**Provided data:**
┌──

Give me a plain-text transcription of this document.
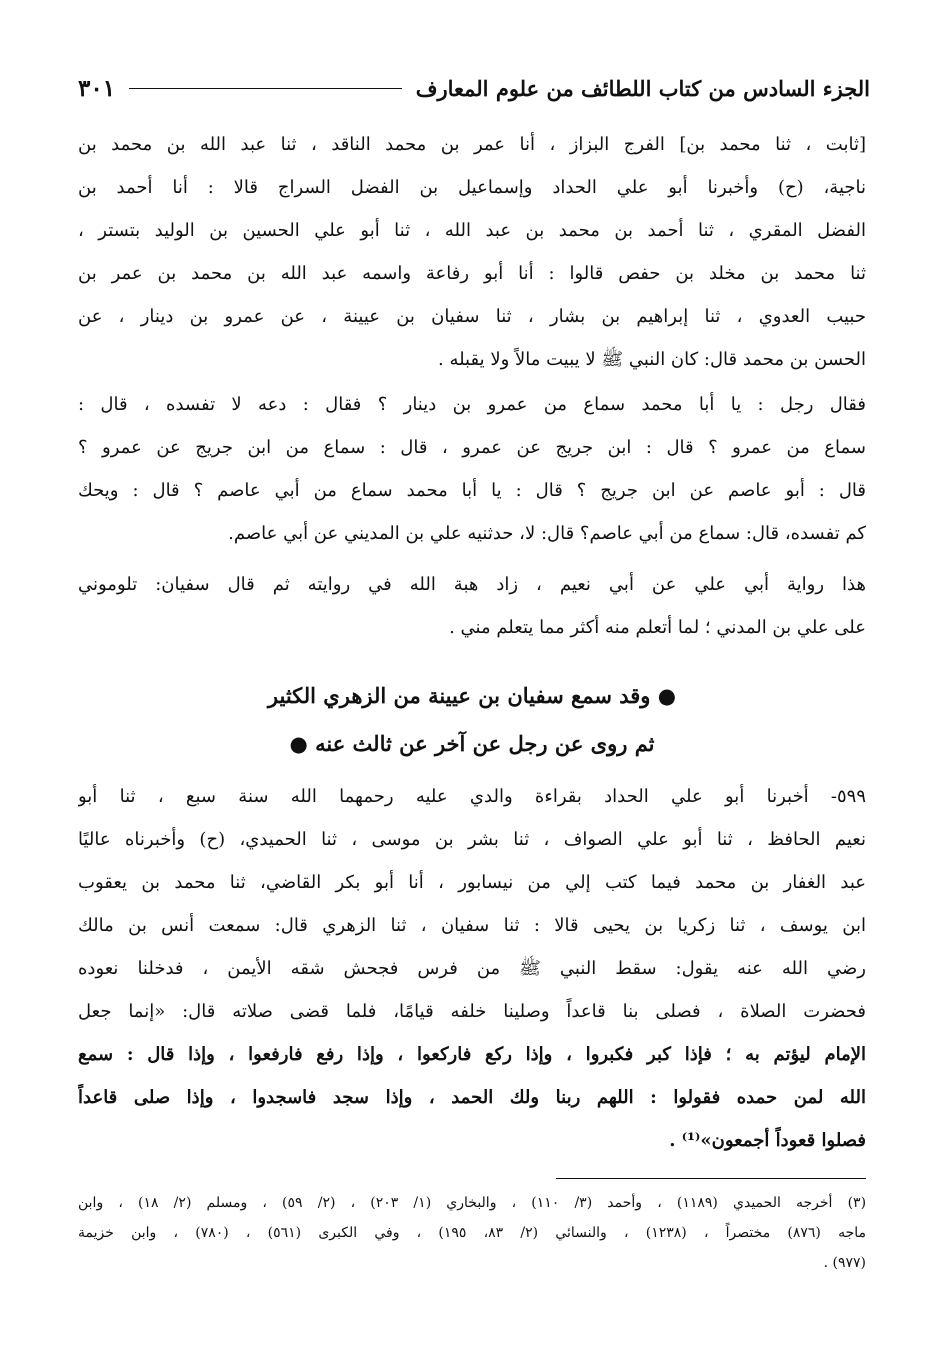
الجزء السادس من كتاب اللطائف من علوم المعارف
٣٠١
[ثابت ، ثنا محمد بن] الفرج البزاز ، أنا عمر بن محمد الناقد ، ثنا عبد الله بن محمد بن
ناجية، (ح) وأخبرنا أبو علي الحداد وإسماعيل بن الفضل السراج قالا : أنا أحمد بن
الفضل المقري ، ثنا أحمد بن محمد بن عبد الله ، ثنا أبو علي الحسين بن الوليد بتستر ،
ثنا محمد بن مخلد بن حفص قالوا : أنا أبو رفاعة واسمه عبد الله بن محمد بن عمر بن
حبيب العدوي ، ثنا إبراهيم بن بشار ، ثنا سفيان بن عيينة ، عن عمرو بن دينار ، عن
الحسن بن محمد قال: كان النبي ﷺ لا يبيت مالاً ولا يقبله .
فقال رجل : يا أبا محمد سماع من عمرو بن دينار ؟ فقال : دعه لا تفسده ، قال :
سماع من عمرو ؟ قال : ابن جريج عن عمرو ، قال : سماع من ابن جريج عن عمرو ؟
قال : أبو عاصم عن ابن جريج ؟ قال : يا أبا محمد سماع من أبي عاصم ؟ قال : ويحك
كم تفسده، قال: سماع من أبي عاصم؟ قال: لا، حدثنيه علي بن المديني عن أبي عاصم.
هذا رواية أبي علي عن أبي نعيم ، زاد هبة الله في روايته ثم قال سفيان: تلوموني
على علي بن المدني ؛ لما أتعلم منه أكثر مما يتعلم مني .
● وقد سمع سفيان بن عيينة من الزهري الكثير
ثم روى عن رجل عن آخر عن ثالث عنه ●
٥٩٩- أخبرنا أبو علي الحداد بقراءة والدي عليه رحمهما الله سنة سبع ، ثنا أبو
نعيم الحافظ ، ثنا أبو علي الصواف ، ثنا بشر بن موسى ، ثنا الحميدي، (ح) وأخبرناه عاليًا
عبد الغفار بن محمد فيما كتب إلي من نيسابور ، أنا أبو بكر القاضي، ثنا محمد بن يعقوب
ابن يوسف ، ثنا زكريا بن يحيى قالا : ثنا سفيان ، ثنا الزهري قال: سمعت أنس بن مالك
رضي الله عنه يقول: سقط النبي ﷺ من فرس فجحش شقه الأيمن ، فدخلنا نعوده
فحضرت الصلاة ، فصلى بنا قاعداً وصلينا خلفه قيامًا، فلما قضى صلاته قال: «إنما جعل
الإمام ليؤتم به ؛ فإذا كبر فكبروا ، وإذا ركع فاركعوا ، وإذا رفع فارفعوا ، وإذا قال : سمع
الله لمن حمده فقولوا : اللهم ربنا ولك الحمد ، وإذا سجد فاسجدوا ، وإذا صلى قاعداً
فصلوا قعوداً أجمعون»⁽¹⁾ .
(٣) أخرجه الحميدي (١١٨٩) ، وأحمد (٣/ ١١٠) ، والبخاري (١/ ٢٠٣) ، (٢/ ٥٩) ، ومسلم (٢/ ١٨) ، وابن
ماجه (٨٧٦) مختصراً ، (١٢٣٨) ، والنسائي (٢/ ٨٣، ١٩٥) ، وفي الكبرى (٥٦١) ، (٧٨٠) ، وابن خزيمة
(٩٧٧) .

└──

**Task directions:**
Within the listing above, copy each line that has the string "عيينة".

**Solution to this problem:**
حبيب العدوي ، ثنا إبراهيم بن بشار ، ثنا سفيان بن عيينة ، عن عمرو بن دينار ، عن
● وقد سمع سفيان بن عيينة من الزهري الكثير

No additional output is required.